> What to produce:
Repeat each record exactly as written, and drop any images.

> Extracted data:
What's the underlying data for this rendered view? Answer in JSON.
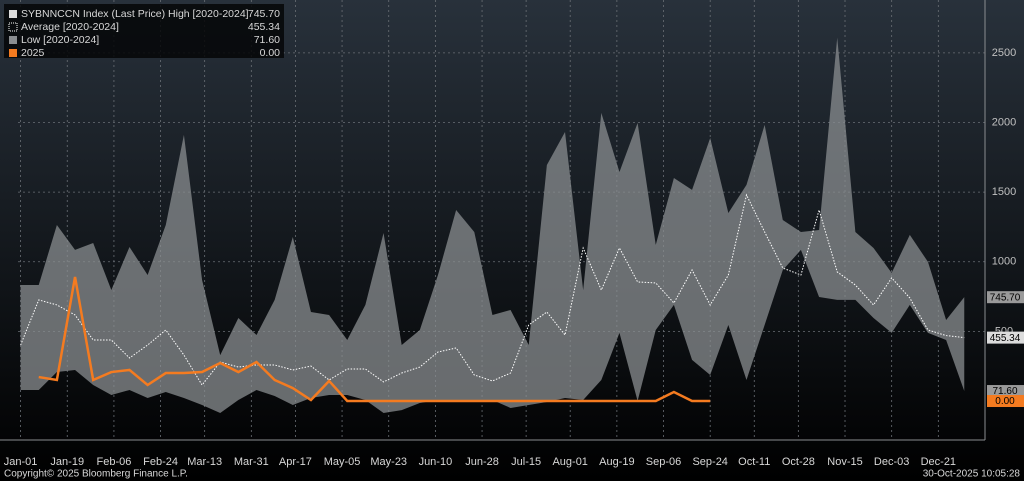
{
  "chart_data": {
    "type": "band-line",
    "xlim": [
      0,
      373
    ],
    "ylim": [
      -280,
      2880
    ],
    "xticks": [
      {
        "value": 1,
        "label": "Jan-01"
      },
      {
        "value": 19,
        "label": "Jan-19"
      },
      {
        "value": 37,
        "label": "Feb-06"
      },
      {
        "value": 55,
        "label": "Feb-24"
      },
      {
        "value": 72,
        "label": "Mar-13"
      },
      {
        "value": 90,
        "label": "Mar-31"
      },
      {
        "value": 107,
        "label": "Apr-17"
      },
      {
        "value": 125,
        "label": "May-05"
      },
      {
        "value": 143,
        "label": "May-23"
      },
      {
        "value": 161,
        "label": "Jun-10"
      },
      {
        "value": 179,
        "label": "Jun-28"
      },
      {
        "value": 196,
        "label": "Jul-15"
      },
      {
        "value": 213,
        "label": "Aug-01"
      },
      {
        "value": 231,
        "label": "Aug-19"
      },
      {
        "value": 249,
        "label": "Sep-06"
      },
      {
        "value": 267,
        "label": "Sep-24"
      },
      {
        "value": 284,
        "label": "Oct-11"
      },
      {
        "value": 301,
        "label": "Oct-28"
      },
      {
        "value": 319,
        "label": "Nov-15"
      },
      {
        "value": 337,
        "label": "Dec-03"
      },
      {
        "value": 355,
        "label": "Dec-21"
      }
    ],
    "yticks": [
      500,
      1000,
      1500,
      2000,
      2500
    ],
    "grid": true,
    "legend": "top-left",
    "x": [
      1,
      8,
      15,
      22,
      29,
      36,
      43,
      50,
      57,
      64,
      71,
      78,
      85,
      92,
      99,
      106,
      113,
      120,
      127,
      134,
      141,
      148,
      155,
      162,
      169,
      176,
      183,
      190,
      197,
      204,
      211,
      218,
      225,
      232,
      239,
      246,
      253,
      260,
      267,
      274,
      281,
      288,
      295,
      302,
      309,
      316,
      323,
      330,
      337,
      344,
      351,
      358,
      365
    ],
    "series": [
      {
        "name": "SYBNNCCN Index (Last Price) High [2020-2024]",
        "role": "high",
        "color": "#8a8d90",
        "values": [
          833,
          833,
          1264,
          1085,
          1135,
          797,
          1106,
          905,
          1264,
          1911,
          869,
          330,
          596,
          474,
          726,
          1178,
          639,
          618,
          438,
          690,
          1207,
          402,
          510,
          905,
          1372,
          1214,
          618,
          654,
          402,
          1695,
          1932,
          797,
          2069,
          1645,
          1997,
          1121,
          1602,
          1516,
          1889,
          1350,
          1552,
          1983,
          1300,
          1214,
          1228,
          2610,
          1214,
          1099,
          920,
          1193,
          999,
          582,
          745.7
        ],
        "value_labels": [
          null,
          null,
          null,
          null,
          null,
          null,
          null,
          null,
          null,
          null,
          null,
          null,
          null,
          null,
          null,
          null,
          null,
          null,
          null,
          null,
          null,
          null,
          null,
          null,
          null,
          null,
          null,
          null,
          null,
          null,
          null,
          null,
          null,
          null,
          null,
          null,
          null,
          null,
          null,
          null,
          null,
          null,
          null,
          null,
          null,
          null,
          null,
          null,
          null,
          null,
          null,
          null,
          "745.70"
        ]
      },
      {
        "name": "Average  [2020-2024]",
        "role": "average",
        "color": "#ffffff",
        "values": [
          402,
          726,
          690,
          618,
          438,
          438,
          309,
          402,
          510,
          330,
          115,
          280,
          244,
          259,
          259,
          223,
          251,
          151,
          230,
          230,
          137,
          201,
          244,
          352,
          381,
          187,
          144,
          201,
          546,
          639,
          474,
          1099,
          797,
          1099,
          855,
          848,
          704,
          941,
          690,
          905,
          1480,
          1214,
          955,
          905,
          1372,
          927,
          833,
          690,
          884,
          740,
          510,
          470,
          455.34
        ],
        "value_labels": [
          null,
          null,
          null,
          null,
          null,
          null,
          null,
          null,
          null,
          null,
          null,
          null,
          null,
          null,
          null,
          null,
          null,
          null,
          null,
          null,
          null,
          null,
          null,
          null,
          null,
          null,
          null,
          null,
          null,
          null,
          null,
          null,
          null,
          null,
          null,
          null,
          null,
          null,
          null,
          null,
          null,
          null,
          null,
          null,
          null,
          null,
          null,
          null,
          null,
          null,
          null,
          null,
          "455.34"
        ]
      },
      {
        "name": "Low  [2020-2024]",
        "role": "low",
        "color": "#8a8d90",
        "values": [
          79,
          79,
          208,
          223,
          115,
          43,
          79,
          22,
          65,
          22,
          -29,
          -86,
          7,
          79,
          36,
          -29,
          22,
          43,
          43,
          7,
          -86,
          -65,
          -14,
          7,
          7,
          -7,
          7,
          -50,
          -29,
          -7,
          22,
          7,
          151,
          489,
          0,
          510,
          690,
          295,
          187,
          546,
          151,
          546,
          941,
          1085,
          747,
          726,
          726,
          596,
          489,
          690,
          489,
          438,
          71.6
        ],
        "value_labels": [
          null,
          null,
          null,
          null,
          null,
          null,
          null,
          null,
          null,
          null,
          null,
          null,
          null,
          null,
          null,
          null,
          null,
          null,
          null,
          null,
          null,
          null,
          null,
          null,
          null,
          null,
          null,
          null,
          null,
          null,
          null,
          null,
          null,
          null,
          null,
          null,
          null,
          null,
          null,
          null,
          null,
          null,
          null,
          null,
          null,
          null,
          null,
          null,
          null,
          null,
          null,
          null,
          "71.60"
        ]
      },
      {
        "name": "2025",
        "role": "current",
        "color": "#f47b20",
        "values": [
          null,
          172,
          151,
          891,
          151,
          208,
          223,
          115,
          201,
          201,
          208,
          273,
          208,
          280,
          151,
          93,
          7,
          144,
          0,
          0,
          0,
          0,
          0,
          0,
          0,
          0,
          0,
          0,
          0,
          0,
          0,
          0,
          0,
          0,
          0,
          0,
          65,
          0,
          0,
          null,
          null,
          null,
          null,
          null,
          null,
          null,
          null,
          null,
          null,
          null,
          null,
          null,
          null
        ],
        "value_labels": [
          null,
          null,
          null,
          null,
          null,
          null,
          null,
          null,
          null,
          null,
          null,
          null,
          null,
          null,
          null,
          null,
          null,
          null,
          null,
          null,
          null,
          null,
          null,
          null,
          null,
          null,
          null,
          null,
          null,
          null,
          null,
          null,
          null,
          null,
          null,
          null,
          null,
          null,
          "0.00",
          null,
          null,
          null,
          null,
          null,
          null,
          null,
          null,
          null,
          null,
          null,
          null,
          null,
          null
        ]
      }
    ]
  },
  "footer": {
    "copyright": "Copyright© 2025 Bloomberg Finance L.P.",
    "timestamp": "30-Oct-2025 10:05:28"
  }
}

> Solution for this problem:
What's the underlying data for this rendered view? Answer in JSON.
{
  "chart_data": {
    "type": "band-line",
    "xlim": [
      0,
      373
    ],
    "ylim": [
      -280,
      2880
    ],
    "xticks": [
      {
        "value": 1,
        "label": "Jan-01"
      },
      {
        "value": 19,
        "label": "Jan-19"
      },
      {
        "value": 37,
        "label": "Feb-06"
      },
      {
        "value": 55,
        "label": "Feb-24"
      },
      {
        "value": 72,
        "label": "Mar-13"
      },
      {
        "value": 90,
        "label": "Mar-31"
      },
      {
        "value": 107,
        "label": "Apr-17"
      },
      {
        "value": 125,
        "label": "May-05"
      },
      {
        "value": 143,
        "label": "May-23"
      },
      {
        "value": 161,
        "label": "Jun-10"
      },
      {
        "value": 179,
        "label": "Jun-28"
      },
      {
        "value": 196,
        "label": "Jul-15"
      },
      {
        "value": 213,
        "label": "Aug-01"
      },
      {
        "value": 231,
        "label": "Aug-19"
      },
      {
        "value": 249,
        "label": "Sep-06"
      },
      {
        "value": 267,
        "label": "Sep-24"
      },
      {
        "value": 284,
        "label": "Oct-11"
      },
      {
        "value": 301,
        "label": "Oct-28"
      },
      {
        "value": 319,
        "label": "Nov-15"
      },
      {
        "value": 337,
        "label": "Dec-03"
      },
      {
        "value": 355,
        "label": "Dec-21"
      }
    ],
    "yticks": [
      500,
      1000,
      1500,
      2000,
      2500
    ],
    "grid": true,
    "legend": "top-left",
    "x": [
      1,
      8,
      15,
      22,
      29,
      36,
      43,
      50,
      57,
      64,
      71,
      78,
      85,
      92,
      99,
      106,
      113,
      120,
      127,
      134,
      141,
      148,
      155,
      162,
      169,
      176,
      183,
      190,
      197,
      204,
      211,
      218,
      225,
      232,
      239,
      246,
      253,
      260,
      267,
      274,
      281,
      288,
      295,
      302,
      309,
      316,
      323,
      330,
      337,
      344,
      351,
      358,
      365
    ],
    "series": [
      {
        "name": "SYBNNCCN Index (Last Price) High [2020-2024]",
        "role": "high",
        "color": "#8a8d90",
        "values": [
          833,
          833,
          1264,
          1085,
          1135,
          797,
          1106,
          905,
          1264,
          1911,
          869,
          330,
          596,
          474,
          726,
          1178,
          639,
          618,
          438,
          690,
          1207,
          402,
          510,
          905,
          1372,
          1214,
          618,
          654,
          402,
          1695,
          1932,
          797,
          2069,
          1645,
          1997,
          1121,
          1602,
          1516,
          1889,
          1350,
          1552,
          1983,
          1300,
          1214,
          1228,
          2610,
          1214,
          1099,
          920,
          1193,
          999,
          582,
          745.7
        ],
        "value_labels": [
          null,
          null,
          null,
          null,
          null,
          null,
          null,
          null,
          null,
          null,
          null,
          null,
          null,
          null,
          null,
          null,
          null,
          null,
          null,
          null,
          null,
          null,
          null,
          null,
          null,
          null,
          null,
          null,
          null,
          null,
          null,
          null,
          null,
          null,
          null,
          null,
          null,
          null,
          null,
          null,
          null,
          null,
          null,
          null,
          null,
          null,
          null,
          null,
          null,
          null,
          null,
          null,
          "745.70"
        ]
      },
      {
        "name": "Average  [2020-2024]",
        "role": "average",
        "color": "#ffffff",
        "values": [
          402,
          726,
          690,
          618,
          438,
          438,
          309,
          402,
          510,
          330,
          115,
          280,
          244,
          259,
          259,
          223,
          251,
          151,
          230,
          230,
          137,
          201,
          244,
          352,
          381,
          187,
          144,
          201,
          546,
          639,
          474,
          1099,
          797,
          1099,
          855,
          848,
          704,
          941,
          690,
          905,
          1480,
          1214,
          955,
          905,
          1372,
          927,
          833,
          690,
          884,
          740,
          510,
          470,
          455.34
        ],
        "value_labels": [
          null,
          null,
          null,
          null,
          null,
          null,
          null,
          null,
          null,
          null,
          null,
          null,
          null,
          null,
          null,
          null,
          null,
          null,
          null,
          null,
          null,
          null,
          null,
          null,
          null,
          null,
          null,
          null,
          null,
          null,
          null,
          null,
          null,
          null,
          null,
          null,
          null,
          null,
          null,
          null,
          null,
          null,
          null,
          null,
          null,
          null,
          null,
          null,
          null,
          null,
          null,
          null,
          "455.34"
        ]
      },
      {
        "name": "Low  [2020-2024]",
        "role": "low",
        "color": "#8a8d90",
        "values": [
          79,
          79,
          208,
          223,
          115,
          43,
          79,
          22,
          65,
          22,
          -29,
          -86,
          7,
          79,
          36,
          -29,
          22,
          43,
          43,
          7,
          -86,
          -65,
          -14,
          7,
          7,
          -7,
          7,
          -50,
          -29,
          -7,
          22,
          7,
          151,
          489,
          0,
          510,
          690,
          295,
          187,
          546,
          151,
          546,
          941,
          1085,
          747,
          726,
          726,
          596,
          489,
          690,
          489,
          438,
          71.6
        ],
        "value_labels": [
          null,
          null,
          null,
          null,
          null,
          null,
          null,
          null,
          null,
          null,
          null,
          null,
          null,
          null,
          null,
          null,
          null,
          null,
          null,
          null,
          null,
          null,
          null,
          null,
          null,
          null,
          null,
          null,
          null,
          null,
          null,
          null,
          null,
          null,
          null,
          null,
          null,
          null,
          null,
          null,
          null,
          null,
          null,
          null,
          null,
          null,
          null,
          null,
          null,
          null,
          null,
          null,
          "71.60"
        ]
      },
      {
        "name": "2025",
        "role": "current",
        "color": "#f47b20",
        "values": [
          null,
          172,
          151,
          891,
          151,
          208,
          223,
          115,
          201,
          201,
          208,
          273,
          208,
          280,
          151,
          93,
          7,
          144,
          0,
          0,
          0,
          0,
          0,
          0,
          0,
          0,
          0,
          0,
          0,
          0,
          0,
          0,
          0,
          0,
          0,
          0,
          65,
          0,
          0,
          null,
          null,
          null,
          null,
          null,
          null,
          null,
          null,
          null,
          null,
          null,
          null,
          null,
          null
        ],
        "value_labels": [
          null,
          null,
          null,
          null,
          null,
          null,
          null,
          null,
          null,
          null,
          null,
          null,
          null,
          null,
          null,
          null,
          null,
          null,
          null,
          null,
          null,
          null,
          null,
          null,
          null,
          null,
          null,
          null,
          null,
          null,
          null,
          null,
          null,
          null,
          null,
          null,
          null,
          null,
          "0.00",
          null,
          null,
          null,
          null,
          null,
          null,
          null,
          null,
          null,
          null,
          null,
          null,
          null,
          null
        ]
      }
    ]
  },
  "footer": {
    "copyright": "Copyright© 2025 Bloomberg Finance L.P.",
    "timestamp": "30-Oct-2025 10:05:28"
  }
}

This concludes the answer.